» **Bagian Teks**
┌──

Bentuk fisik alat musik sebagai simbol binatang atau hewan jarang dijumpai pada alat musik tradisional lainnya di Nusantara. Kebanyakan alat musik tradisional di Nusantara umumnya justru menggunakan organ yang ada pada hewan dan tumbuhan sebagai bahan utama dalam pembuatannya. Alat musik Dambus di samping berbentuk hewan atau binatang, pembuatannya juga menggunakan bahan-bahan alami dari lingkungannya seperti tumbuhan dan hewan.

Menilik bentuk fisik alat musik Dambus yang menggambarkan hewan atau binatang, menunjukkan bahwa kesenian Dambus telah berkembang dengan pesat pada masyarakat pribumi Bangka orang Darat, atau dapat ditafsirkan sebagai salah satu bentuk kesenian pra Islam di pulau Bangka. Dalam ajaran Islam sangat dilarang adanya pembuatan sesuatu yang mirip patung atau berhala sebagaimana bentuk alat musik Dambus.

└──

» **Soal untuk Dikerjakan**
1) Ringkaslah teks tentang alat musik Dambus dalam tiga kalimat.
2) Berdasarkan teks tentang alat musik Dambus, jelaskan dalam dua kalimat mengapa kesenian Dambus dapat ditafsirkan sebagai kesenian pra Islam di pulau Bangka.
3) Sambung teks tentang alat musik Dambus mulai dari kalimat terakhirnya.
Materi ini diambil dari sumber lain.

» **Data**
┌──

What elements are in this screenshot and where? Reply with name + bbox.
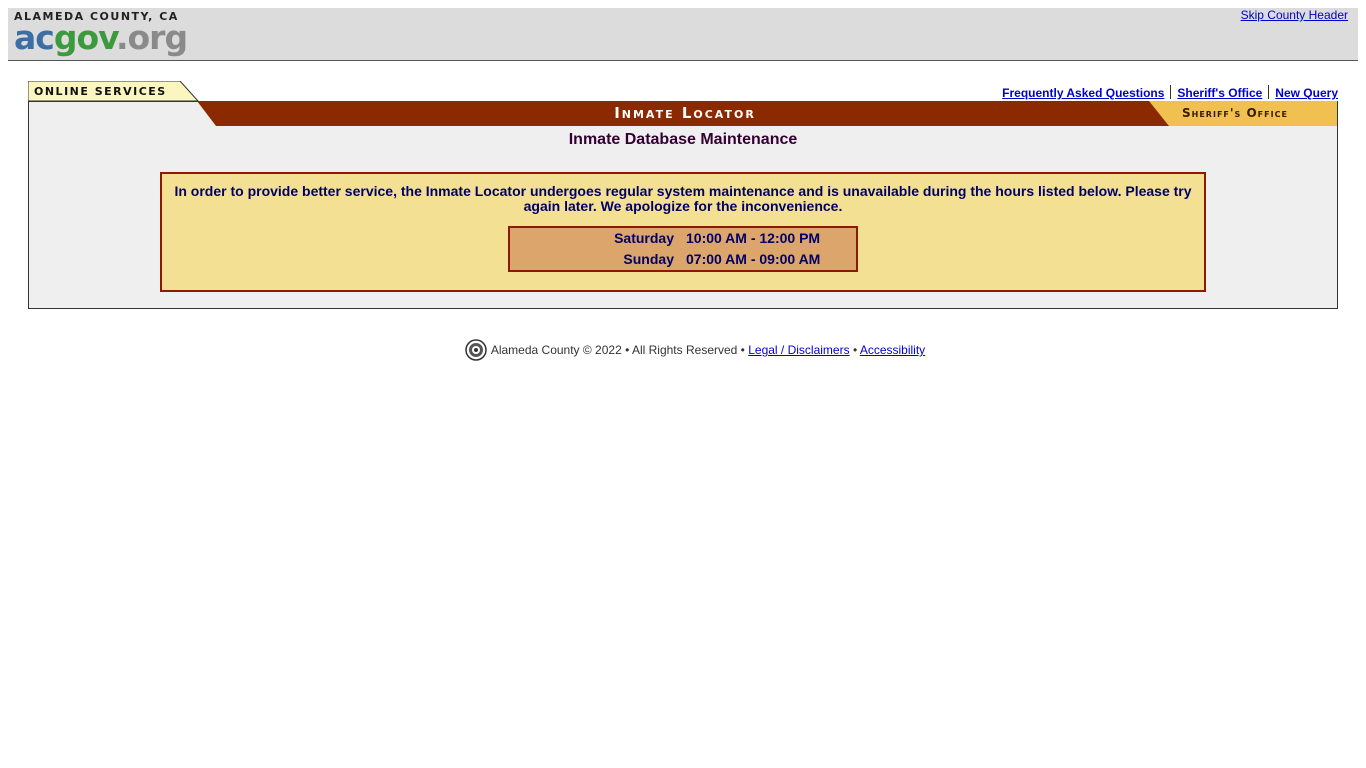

└──

» **Hasil Pengerjaan**
1) Alat musik Dambus berbentuk hewan atau binatang. Bentuk seperti ini jarang dijumpai pada alat musik tradisional lain di Nusantara, dan Dambus juga dibuat dari bahan alami seperti tumbuhan dan hewan. Bentuk tersebut menunjukkan bahwa kesenian Dambus berkembang pesat pada masyarakat pribumi Bangka orang Darat atau dapat ditafsirkan sebagai kesenian pra Islam, sedangkan ajaran Islam sangat melarang pembuatan sesuatu yang mirip patung atau berhala.

2) Bentuk fisik alat musik Dambus menggambarkan hewan atau binatang. Ajaran Islam sangat melarang pembuatan sesuatu yang mirip patung atau berhala, dan bentuk Dambus termasuk yang semacam itu.

3)
Pembuatan alat musik Dambus dilakukan dengan mitos spiritual yang tinggi antara lain ditandai dengan jenis kayu yang digunakan harus dari jenis kayu pilihan dan keras. Bilah-bilah kayu untuk bagian Kuping Dambus konon diambil dari jenis kayu dan hutan yang berbeda serta dipisahkan oleh aik tumbak. Kayu pada bagian ekor Dambus terbuat dari kayu Cendana atau Bidara Cina. Sementara kulit yang digunakan sebagai penutup bagian perut Dambus biasanya terbuat dari kulit Monyet agar menghasilkan kualitas suara yang baik. Nilai-nilai dalam tradisi animisme dan dinamisme sebagai sistem religi masyarakat tampak jelas dan kental sekali pada tata cara pembuatan alat musik Dambus.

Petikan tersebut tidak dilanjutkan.